● WORK TO COMPLETE
Would you return the complete listing below word for word?
──────── INFORMATION GIVEN
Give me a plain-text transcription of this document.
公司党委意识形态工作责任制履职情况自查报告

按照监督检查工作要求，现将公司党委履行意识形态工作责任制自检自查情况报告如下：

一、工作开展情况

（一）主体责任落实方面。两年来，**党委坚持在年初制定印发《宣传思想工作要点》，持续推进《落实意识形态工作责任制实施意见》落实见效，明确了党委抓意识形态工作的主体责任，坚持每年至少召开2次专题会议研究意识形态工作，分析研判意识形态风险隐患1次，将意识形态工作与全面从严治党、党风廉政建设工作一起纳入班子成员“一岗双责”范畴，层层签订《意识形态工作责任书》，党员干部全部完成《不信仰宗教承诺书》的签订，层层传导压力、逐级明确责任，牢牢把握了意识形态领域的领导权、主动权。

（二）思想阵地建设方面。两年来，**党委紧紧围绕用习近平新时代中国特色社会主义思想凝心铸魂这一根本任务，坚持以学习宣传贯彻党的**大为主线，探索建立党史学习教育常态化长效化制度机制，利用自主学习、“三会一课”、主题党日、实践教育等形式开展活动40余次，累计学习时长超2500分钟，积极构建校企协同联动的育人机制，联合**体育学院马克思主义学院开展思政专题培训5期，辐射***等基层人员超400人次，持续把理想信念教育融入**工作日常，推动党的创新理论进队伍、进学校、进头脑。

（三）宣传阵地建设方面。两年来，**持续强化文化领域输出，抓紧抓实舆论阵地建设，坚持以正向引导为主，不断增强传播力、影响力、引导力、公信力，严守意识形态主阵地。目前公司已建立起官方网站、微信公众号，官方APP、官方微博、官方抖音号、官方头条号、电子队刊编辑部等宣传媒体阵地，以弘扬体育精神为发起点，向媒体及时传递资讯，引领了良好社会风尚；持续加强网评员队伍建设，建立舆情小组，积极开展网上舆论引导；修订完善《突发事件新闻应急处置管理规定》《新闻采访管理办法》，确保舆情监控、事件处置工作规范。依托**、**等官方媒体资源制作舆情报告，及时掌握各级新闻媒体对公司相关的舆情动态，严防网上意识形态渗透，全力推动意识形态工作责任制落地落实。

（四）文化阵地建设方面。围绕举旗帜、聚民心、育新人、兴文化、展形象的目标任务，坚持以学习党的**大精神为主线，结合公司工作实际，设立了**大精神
────────────────
● EXERCISE RESPONSE
Give me a plain-text transcription of this document.
公司党委意识形态工作责任制履职情况自查报告

按照监督检查工作要求，现将公司党委履行意识形态工作责任制自检自查情况报告如下：

一、工作开展情况

（一）主体责任落实方面。两年来，**党委坚持在年初制定印发《宣传思想工作要点》，持续推进《落实意识形态工作责任制实施意见》落实见效，明确了党委抓意识形态工作的主体责任，坚持每年至少召开2次专题会议研究意识形态工作，分析研判意识形态风险隐患1次，将意识形态工作与全面从严治党、党风廉政建设工作一起纳入班子成员“一岗双责”范畴，层层签订《意识形态工作责任书》，党员干部全部完成《不信仰宗教承诺书》的签订，层层传导压力、逐级明确责任，牢牢把握了意识形态领域的领导权、主动权。

（二）思想阵地建设方面。两年来，**党委紧紧围绕用习近平新时代中国特色社会主义思想凝心铸魂这一根本任务，坚持以学习宣传贯彻党的**大为主线，探索建立党史学习教育常态化长效化制度机制，利用自主学习、“三会一课”、主题党日、实践教育等形式开展活动40余次，累计学习时长超2500分钟，积极构建校企协同联动的育人机制，联合**体育学院马克思主义学院开展思政专题培训5期，辐射***等基层人员超400人次，持续把理想信念教育融入**工作日常，推动党的创新理论进队伍、进学校、进头脑。

（三）宣传阵地建设方面。两年来，**持续强化文化领域输出，抓紧抓实舆论阵地建设，坚持以正向引导为主，不断增强传播力、影响力、引导力、公信力，严守意识形态主阵地。目前公司已建立起官方网站、微信公众号，官方APP、官方微博、官方抖音号、官方头条号、电子队刊编辑部等宣传媒体阵地，以弘扬体育精神为发起点，向媒体及时传递资讯，引领了良好社会风尚；持续加强网评员队伍建设，建立舆情小组，积极开展网上舆论引导；修订完善《突发事件新闻应急处置管理规定》《新闻采访管理办法》，确保舆情监控、事件处置工作规范。依托**、**等官方媒体资源制作舆情报告，及时掌握各级新闻媒体对公司相关的舆情动态，严防网上意识形态渗透，全力推动意识形态工作责任制落地落实。

（四）文化阵地建设方面。围绕举旗帜、聚民心、育新人、兴文化、展形象的目标任务，坚持以学习党的**大精神为主线，结合公司工作实际，设立了**大精神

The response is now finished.